Task goal: Return the stretch of the passage on memory and neurons from "There are several" through "want to remember.", copied word for word.

Text excerpt:
Idiot Brain - What Your Head Is Really Up To

There are several ways information can end up as long-term memory. At a conscious level, we can ensure that short-term memories end up as long-term memories by rehearsing the relevant information, such as a phone number of someone important. We repeat it to ourselves to ensure we can remember it. This is necessary because, rather than patterns of brief activity like short-term memories, long-term memories are based on new connections between neurons, supported by synapses, formation of which can be spurred on by doing something like repeating specific things you want to remember.

Neurons conduct signals, known as “action potentials,” along their length in order to transmit information from the body to the brain or vice versa, like electricity along a surprisingly squishy cable. Typically, many neurons in a chain make up a nerve and conduct signals from one point to another, so signals have to travel from one neuron to the next in order to get anywhere. The link between two neurons (or possibly more) is a synapse. It’s not a direct physical connection; it’s actually a very narrow gap between the end of one neuron and the beginning of another (although many neurons have multiple beginning and end points, just to keep things confusing). When an action potential arrives at a synapse, the first neuron in the chain squirts chemicals known as neurotransmitters into the synapse. These travel across the synapse and interact with the membrane of the other neuron via receptors. Once a neurotransmitter interacts with a receptor, it induces another action potential in this neuron, which travels along to the next synapse, and so on. There are many different types of neurotransmitter, as we’ll see later; they underpin practically all the activity of the brain, and each type of neurotransmitter has specific roles and functions. They also have specific receptors that recognize and interact with them, much like security doors that will open only if presented with the right key, password, fingerprint or retinal scan.

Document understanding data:
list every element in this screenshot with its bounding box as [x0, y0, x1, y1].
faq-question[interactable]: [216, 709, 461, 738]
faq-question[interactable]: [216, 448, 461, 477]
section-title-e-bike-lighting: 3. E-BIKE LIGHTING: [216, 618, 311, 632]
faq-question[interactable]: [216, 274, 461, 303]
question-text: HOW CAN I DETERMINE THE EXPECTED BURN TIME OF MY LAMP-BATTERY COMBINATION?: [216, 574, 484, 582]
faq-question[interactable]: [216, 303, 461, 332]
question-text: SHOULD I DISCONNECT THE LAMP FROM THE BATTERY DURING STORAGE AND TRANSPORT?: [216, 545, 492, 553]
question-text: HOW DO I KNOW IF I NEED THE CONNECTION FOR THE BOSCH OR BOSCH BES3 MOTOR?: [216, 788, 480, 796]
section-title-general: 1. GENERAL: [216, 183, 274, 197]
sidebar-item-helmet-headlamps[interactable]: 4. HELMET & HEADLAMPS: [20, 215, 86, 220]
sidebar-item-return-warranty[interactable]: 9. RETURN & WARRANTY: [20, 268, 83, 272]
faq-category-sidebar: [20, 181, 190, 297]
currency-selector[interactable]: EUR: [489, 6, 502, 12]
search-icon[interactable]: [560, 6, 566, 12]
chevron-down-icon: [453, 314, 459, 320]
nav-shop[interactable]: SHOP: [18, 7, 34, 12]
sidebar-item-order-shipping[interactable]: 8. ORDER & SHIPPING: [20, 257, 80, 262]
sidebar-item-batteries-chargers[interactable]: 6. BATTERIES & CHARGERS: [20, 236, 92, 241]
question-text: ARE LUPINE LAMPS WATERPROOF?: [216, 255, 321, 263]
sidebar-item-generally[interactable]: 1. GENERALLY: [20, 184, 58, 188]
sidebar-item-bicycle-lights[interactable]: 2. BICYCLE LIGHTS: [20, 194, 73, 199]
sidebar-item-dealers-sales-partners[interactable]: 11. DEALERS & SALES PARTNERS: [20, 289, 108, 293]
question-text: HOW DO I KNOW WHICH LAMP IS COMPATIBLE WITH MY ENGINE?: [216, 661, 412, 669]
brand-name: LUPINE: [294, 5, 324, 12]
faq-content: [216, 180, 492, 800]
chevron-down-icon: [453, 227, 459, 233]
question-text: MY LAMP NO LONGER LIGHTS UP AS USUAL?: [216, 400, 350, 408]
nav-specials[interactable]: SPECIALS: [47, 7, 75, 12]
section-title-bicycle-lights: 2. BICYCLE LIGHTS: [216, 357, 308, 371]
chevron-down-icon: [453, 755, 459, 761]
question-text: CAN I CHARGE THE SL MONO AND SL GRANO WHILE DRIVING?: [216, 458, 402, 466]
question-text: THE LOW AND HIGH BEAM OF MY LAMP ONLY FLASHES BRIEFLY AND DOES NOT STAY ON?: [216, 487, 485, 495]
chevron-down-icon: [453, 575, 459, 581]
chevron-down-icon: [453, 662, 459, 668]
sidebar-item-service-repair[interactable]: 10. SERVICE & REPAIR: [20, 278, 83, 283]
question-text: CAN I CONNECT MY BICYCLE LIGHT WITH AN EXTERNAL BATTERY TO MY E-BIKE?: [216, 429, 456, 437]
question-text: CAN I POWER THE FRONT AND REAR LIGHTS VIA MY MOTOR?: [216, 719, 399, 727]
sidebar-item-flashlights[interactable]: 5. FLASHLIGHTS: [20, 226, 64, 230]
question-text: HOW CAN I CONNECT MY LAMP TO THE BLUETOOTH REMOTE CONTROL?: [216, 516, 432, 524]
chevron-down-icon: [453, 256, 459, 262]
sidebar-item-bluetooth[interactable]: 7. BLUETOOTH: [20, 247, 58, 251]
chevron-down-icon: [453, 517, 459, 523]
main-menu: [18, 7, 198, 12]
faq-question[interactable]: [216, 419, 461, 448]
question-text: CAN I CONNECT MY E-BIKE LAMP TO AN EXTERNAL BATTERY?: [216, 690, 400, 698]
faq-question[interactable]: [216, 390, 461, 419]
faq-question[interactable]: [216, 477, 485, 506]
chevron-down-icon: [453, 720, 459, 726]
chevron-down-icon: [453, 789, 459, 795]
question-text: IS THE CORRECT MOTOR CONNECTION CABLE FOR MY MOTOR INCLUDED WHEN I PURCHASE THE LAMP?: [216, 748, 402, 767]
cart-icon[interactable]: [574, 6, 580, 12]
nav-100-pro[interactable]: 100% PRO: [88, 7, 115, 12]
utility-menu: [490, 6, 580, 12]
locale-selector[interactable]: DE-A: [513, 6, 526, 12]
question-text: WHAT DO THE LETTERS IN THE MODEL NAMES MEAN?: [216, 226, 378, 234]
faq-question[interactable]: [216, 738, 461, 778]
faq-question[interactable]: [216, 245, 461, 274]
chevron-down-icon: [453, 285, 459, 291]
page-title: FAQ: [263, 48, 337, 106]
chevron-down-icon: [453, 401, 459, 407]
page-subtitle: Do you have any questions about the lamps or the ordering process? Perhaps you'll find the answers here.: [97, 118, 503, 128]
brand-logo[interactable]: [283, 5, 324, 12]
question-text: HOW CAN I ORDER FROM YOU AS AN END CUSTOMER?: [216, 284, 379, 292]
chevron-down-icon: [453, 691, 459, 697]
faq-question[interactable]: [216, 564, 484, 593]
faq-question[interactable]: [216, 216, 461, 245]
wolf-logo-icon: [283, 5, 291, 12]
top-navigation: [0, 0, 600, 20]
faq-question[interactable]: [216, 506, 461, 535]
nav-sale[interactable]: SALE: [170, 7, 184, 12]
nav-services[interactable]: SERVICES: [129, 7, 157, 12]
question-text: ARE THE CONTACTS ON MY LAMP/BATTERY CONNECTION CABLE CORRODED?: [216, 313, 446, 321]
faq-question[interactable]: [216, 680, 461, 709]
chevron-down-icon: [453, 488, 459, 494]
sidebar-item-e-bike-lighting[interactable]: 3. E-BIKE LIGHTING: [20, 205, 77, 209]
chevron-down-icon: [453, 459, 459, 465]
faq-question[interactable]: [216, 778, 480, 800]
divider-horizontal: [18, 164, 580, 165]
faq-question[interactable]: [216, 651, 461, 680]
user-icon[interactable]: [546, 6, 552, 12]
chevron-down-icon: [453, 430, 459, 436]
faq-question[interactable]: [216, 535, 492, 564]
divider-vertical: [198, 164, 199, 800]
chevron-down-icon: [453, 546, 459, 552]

Your solution:
There are several ways information can end up as long-term memory. At a conscious level, we can ensure that short-term memories end up as long-term memories by rehearsing the relevant information, such as a phone number of someone important. We repeat it to ourselves to ensure we can remember it. This is necessary because, rather than patterns of brief activity like short-term memories, long-term memories are based on new connections between neurons, supported by synapses, formation of which can be spurred on by doing something like repeating specific things you want to remember.